→ EXERCISE PROMPT:
Write out the rows from the start through the line containing "save-button[interactable]: 保 存: [1236, 735, 1363, 798]", keeping every line identical to the original.

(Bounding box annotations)
-- Start --

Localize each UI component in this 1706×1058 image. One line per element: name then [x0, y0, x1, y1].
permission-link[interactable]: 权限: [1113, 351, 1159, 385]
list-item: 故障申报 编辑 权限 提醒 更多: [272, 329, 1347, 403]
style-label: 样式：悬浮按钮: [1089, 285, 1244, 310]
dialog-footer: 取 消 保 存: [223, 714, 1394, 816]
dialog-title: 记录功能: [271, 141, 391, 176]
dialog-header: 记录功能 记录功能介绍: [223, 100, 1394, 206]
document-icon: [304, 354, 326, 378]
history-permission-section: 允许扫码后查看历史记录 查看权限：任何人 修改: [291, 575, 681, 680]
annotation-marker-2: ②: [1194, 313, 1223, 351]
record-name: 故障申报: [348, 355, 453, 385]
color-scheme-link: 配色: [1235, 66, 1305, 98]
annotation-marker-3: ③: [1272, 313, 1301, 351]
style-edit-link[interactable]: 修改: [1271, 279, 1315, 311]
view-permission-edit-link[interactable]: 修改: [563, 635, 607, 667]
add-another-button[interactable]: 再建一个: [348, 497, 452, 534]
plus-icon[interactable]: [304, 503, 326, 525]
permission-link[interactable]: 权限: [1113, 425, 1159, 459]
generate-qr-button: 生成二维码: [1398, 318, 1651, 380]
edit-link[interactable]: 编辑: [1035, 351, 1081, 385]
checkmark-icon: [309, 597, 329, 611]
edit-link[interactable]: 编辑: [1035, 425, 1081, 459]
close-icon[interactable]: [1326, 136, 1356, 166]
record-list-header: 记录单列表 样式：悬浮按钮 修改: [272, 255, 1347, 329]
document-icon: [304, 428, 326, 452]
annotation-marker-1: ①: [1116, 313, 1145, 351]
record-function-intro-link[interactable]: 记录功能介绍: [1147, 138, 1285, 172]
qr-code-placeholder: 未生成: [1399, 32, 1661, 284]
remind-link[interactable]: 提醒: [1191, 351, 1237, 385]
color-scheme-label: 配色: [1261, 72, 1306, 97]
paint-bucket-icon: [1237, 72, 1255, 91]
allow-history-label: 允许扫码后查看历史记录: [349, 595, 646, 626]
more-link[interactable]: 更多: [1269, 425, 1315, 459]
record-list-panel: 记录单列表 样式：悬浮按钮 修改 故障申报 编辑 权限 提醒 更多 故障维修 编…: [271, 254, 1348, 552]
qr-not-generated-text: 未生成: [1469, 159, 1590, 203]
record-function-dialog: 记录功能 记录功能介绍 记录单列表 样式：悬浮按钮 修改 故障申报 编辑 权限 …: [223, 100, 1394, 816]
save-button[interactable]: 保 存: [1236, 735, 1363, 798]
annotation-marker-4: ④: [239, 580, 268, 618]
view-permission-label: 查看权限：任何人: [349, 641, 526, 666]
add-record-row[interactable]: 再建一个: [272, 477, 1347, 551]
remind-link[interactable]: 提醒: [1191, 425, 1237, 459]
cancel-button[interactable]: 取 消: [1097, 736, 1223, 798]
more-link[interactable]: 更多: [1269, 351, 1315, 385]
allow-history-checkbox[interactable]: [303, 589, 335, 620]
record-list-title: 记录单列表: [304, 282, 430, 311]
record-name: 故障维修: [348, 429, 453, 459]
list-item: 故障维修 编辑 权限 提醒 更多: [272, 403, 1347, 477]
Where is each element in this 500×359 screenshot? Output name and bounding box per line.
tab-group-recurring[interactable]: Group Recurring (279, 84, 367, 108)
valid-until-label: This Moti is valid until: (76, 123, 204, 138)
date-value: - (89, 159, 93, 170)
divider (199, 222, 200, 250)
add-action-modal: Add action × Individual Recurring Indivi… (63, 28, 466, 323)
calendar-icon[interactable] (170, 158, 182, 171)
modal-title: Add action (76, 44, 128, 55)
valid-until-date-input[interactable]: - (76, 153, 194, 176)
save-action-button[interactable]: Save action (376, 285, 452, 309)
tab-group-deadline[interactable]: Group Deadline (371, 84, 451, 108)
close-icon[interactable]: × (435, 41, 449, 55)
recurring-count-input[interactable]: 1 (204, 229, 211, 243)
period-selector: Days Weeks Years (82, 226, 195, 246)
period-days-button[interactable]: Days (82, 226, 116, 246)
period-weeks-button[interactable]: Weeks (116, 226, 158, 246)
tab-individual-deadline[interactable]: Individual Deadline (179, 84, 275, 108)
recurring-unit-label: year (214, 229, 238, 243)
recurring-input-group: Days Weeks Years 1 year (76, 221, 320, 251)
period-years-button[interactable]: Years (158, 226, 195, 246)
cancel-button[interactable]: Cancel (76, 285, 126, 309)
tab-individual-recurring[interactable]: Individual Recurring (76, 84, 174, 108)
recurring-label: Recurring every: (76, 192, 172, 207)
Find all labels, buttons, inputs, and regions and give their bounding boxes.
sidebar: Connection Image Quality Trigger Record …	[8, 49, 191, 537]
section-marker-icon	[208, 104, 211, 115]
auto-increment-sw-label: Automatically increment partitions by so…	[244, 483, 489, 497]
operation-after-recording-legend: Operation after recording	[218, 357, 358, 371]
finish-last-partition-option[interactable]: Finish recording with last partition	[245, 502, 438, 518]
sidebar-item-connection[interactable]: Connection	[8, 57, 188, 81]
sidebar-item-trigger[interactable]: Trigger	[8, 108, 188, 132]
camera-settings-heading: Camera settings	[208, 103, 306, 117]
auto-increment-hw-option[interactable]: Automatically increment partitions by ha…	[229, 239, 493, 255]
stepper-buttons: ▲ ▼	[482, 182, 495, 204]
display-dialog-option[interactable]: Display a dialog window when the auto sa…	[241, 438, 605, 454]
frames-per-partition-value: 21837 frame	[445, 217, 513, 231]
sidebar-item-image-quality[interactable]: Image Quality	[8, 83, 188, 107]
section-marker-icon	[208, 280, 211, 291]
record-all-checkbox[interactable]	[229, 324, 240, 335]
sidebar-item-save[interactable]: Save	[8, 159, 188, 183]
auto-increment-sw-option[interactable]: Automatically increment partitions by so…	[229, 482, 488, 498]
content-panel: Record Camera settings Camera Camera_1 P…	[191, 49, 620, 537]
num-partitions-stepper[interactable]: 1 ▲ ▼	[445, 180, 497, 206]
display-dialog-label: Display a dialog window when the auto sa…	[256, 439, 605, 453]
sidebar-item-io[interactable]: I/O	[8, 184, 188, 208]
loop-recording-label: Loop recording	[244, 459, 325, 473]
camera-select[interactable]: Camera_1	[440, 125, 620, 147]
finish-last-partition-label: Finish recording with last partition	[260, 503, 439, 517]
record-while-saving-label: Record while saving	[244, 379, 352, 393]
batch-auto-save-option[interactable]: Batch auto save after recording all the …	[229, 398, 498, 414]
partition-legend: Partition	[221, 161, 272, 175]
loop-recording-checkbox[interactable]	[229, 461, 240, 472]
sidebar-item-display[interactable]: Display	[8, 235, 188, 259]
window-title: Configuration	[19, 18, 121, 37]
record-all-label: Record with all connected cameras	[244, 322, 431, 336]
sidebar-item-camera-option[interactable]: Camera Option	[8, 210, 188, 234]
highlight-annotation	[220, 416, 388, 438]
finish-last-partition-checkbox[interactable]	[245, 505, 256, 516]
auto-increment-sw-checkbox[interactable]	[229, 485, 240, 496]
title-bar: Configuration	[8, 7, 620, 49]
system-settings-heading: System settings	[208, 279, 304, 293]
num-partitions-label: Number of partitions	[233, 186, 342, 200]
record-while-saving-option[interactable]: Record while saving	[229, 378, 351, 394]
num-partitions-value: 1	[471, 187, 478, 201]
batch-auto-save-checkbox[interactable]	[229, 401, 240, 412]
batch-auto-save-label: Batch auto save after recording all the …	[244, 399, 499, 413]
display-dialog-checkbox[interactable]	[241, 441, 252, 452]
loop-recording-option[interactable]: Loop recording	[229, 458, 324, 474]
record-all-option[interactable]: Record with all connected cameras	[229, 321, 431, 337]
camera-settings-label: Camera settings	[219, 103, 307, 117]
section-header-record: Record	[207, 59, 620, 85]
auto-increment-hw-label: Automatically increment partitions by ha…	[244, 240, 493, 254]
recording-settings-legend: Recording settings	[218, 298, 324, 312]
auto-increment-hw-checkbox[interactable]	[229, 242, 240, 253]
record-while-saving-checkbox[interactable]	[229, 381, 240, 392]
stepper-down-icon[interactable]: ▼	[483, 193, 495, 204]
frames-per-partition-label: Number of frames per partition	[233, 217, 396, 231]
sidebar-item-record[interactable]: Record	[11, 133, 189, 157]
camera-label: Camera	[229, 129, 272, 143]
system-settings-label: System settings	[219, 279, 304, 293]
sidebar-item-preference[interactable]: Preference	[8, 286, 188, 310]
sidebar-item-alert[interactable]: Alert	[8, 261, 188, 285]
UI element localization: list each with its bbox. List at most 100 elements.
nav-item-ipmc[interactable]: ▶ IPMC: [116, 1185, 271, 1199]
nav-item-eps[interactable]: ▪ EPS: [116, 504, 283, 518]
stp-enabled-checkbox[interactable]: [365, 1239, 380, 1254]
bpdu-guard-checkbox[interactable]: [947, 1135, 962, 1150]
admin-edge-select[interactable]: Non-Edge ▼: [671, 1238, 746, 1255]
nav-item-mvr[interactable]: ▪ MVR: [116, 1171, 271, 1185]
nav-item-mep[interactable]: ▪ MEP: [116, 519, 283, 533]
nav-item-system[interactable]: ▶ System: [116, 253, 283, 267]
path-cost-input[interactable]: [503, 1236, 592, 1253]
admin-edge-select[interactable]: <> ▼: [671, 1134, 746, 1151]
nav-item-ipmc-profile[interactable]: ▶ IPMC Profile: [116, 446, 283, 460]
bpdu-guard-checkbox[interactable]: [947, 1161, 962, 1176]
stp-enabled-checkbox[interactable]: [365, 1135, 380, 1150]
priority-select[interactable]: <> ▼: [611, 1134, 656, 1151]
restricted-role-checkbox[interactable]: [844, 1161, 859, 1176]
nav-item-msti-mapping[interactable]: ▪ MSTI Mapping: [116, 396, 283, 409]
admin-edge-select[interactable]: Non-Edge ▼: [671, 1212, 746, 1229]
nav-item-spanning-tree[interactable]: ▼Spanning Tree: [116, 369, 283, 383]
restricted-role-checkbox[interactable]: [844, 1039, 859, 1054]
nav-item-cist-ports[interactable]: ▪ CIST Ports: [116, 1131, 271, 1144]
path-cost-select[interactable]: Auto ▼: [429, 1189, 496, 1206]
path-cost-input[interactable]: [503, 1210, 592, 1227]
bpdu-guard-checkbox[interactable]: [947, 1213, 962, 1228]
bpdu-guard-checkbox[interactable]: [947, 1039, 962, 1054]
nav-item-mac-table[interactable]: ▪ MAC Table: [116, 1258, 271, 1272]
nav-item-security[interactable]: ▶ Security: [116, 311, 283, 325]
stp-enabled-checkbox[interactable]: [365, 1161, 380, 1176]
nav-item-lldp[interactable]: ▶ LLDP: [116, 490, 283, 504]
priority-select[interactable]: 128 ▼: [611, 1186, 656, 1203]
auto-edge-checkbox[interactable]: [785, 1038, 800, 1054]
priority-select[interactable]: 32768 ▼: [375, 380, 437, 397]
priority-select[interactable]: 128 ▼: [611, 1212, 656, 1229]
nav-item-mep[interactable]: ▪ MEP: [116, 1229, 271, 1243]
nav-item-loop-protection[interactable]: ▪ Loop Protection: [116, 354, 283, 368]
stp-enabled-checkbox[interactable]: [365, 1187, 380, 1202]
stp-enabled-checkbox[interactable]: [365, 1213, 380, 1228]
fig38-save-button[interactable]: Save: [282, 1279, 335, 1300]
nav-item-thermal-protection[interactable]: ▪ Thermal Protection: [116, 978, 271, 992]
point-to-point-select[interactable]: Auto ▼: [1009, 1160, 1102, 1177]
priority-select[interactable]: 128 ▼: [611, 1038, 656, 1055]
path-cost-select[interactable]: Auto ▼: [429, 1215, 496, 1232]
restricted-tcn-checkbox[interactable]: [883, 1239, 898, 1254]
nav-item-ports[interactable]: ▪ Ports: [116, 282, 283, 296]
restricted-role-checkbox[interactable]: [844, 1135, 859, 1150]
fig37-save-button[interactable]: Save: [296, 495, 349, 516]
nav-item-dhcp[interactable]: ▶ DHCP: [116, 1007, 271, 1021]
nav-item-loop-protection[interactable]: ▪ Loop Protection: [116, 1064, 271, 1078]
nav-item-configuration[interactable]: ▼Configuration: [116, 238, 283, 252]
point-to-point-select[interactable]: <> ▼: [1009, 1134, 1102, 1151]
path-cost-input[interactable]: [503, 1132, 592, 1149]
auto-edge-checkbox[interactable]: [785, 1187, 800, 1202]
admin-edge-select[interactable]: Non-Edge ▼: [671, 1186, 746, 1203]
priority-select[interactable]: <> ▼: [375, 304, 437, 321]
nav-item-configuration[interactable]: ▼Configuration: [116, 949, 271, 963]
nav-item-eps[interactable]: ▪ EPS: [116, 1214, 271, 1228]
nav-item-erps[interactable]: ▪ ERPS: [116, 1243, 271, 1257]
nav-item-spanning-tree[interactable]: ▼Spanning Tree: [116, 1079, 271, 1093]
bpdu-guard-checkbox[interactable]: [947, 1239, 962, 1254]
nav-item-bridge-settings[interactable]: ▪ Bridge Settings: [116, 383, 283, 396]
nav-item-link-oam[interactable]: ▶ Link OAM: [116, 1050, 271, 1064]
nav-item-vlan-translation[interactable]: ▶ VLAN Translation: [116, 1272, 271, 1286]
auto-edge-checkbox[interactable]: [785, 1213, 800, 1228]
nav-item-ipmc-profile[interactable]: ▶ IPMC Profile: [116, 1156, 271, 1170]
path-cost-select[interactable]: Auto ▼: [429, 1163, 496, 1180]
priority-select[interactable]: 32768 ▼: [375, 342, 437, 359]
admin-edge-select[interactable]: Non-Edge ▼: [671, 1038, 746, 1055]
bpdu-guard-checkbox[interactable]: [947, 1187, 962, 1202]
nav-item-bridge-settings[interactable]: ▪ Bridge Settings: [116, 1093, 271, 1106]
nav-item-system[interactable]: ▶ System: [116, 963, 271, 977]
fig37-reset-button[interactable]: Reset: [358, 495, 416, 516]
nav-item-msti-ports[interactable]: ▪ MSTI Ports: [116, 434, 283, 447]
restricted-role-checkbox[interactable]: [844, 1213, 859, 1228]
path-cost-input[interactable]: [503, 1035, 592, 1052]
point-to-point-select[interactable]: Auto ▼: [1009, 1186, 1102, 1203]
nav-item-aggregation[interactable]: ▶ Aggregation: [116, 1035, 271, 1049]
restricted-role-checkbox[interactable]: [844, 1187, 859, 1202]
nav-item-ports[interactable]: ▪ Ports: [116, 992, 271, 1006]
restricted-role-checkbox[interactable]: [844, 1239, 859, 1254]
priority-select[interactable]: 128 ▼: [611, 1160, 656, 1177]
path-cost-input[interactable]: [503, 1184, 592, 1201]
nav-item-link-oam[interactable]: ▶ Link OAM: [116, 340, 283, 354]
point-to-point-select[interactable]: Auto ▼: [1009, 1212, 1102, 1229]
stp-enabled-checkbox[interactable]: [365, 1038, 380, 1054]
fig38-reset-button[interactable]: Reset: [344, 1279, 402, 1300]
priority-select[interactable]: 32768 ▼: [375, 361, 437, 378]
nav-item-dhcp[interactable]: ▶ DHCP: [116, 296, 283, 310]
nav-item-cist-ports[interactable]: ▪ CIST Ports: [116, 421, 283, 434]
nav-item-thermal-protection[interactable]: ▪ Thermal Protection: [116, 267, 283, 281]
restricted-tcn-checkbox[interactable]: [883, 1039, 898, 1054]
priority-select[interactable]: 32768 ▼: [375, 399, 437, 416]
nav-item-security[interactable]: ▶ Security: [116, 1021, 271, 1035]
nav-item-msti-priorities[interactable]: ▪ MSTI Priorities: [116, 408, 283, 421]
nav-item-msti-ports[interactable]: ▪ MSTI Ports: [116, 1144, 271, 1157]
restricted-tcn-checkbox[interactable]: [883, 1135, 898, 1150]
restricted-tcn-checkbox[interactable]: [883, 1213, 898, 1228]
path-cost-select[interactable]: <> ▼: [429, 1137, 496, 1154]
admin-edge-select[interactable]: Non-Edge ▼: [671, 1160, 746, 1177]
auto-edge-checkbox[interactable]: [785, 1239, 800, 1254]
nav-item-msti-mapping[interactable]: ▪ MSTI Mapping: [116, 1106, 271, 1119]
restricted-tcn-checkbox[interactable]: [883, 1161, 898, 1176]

-- End --

→ ANSWER FOR THE TASK:
Localize each UI component in this 1706×1058 image. One line per element: name then [x0, y0, x1, y1].
permission-link[interactable]: 权限: [1113, 351, 1159, 385]
list-item: 故障申报 编辑 权限 提醒 更多: [272, 329, 1347, 403]
style-label: 样式：悬浮按钮: [1089, 285, 1244, 310]
dialog-footer: 取 消 保 存: [223, 714, 1394, 816]
dialog-title: 记录功能: [271, 141, 391, 176]
dialog-header: 记录功能 记录功能介绍: [223, 100, 1394, 206]
document-icon: [304, 354, 326, 378]
history-permission-section: 允许扫码后查看历史记录 查看权限：任何人 修改: [291, 575, 681, 680]
annotation-marker-2: ②: [1194, 313, 1223, 351]
record-name: 故障申报: [348, 355, 453, 385]
color-scheme-link: 配色: [1235, 66, 1305, 98]
annotation-marker-3: ③: [1272, 313, 1301, 351]
style-edit-link[interactable]: 修改: [1271, 279, 1315, 311]
view-permission-edit-link[interactable]: 修改: [563, 635, 607, 667]
add-another-button[interactable]: 再建一个: [348, 497, 452, 534]
plus-icon[interactable]: [304, 503, 326, 525]
permission-link[interactable]: 权限: [1113, 425, 1159, 459]
generate-qr-button: 生成二维码: [1398, 318, 1651, 380]
edit-link[interactable]: 编辑: [1035, 351, 1081, 385]
checkmark-icon: [309, 597, 329, 611]
edit-link[interactable]: 编辑: [1035, 425, 1081, 459]
close-icon[interactable]: [1326, 136, 1356, 166]
record-list-header: 记录单列表 样式：悬浮按钮 修改: [272, 255, 1347, 329]
document-icon: [304, 428, 326, 452]
annotation-marker-1: ①: [1116, 313, 1145, 351]
record-function-intro-link[interactable]: 记录功能介绍: [1147, 138, 1285, 172]
qr-code-placeholder: 未生成: [1399, 32, 1661, 284]
remind-link[interactable]: 提醒: [1191, 351, 1237, 385]
color-scheme-label: 配色: [1261, 72, 1306, 97]
paint-bucket-icon: [1237, 72, 1255, 91]
allow-history-label: 允许扫码后查看历史记录: [349, 595, 646, 626]
more-link[interactable]: 更多: [1269, 425, 1315, 459]
record-list-panel: 记录单列表 样式：悬浮按钮 修改 故障申报 编辑 权限 提醒 更多 故障维修 编…: [271, 254, 1348, 552]
qr-not-generated-text: 未生成: [1469, 159, 1590, 203]
record-function-dialog: 记录功能 记录功能介绍 记录单列表 样式：悬浮按钮 修改 故障申报 编辑 权限 …: [223, 100, 1394, 816]
save-button[interactable]: 保 存: [1236, 735, 1363, 798]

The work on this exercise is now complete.